Task instructions - Only the number is wanted: how many lines contain "JSON"?

(Records contained in a dataset)
──────────────────────────────

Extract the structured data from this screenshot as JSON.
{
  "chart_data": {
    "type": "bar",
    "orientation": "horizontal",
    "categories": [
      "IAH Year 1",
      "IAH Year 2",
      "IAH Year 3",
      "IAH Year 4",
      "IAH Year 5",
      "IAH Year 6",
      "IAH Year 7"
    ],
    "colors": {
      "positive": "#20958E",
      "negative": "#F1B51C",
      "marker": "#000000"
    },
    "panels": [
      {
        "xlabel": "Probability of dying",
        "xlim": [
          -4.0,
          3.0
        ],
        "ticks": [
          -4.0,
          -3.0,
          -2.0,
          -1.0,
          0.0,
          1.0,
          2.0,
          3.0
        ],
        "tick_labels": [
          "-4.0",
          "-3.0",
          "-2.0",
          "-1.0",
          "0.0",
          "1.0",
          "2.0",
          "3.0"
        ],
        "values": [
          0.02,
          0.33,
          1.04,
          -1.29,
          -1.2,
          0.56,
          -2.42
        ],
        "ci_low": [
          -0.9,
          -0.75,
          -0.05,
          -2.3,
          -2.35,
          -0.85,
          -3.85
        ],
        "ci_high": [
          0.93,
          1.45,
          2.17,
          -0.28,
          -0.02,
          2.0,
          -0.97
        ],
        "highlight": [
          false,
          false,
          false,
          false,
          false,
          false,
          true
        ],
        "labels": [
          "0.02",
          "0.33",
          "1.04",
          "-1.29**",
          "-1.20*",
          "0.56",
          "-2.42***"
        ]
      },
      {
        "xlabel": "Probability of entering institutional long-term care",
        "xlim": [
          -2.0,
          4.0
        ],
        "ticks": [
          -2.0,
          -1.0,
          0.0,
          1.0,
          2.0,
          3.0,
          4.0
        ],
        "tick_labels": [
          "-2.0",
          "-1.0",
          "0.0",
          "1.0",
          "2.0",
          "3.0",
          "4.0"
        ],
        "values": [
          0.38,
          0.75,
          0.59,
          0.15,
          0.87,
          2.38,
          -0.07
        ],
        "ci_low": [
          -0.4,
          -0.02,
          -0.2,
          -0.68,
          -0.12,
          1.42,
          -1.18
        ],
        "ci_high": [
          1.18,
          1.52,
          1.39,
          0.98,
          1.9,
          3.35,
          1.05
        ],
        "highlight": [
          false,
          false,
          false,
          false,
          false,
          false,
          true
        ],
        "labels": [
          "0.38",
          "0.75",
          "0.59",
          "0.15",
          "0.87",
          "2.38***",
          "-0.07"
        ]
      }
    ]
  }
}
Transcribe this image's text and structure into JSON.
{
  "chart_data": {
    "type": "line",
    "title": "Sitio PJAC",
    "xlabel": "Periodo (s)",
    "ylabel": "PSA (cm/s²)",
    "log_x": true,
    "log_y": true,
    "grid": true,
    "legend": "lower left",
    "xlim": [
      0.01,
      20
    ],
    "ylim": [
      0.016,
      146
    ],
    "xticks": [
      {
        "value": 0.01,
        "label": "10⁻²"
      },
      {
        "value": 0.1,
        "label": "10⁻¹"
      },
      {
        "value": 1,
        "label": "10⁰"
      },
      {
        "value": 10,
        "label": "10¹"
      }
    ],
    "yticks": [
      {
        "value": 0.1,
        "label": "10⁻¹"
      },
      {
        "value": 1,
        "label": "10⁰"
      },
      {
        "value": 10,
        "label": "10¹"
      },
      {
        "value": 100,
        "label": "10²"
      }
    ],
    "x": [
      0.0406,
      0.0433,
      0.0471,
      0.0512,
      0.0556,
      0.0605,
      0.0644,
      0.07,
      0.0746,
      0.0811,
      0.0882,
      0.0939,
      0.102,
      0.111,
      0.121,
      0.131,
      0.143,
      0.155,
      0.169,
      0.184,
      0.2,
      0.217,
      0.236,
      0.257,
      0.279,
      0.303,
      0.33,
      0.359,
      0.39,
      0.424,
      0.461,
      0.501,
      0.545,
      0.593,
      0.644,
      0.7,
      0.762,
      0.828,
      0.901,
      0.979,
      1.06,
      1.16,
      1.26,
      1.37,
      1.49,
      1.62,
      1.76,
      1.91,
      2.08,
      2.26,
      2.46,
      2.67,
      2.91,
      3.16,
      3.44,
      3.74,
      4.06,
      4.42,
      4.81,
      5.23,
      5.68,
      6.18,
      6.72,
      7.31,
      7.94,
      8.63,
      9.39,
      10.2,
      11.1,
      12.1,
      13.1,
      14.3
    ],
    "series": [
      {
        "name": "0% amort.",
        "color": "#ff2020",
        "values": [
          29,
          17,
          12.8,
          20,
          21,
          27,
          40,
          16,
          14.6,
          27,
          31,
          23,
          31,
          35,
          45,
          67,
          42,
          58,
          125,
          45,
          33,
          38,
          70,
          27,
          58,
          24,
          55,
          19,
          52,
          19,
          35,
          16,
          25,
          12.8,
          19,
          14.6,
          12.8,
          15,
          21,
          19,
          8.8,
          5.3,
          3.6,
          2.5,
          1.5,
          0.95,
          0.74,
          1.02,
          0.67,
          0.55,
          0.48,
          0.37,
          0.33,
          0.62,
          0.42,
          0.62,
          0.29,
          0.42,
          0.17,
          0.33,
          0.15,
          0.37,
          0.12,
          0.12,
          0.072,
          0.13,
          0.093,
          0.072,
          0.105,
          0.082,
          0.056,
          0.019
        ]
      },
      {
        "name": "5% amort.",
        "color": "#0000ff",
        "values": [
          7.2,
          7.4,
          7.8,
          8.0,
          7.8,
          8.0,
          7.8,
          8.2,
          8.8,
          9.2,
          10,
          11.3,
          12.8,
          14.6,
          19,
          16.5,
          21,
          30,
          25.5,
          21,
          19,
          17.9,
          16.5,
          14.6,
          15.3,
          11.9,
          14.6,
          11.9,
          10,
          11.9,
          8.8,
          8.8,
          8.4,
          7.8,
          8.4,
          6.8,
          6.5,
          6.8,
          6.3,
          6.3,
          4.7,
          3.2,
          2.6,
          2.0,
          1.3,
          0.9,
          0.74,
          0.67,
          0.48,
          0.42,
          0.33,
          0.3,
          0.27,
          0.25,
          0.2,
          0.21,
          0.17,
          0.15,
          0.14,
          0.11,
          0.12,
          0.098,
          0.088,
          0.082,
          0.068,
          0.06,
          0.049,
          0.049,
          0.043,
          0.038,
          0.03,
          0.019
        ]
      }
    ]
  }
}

──────────────────────────────

Task answer - 2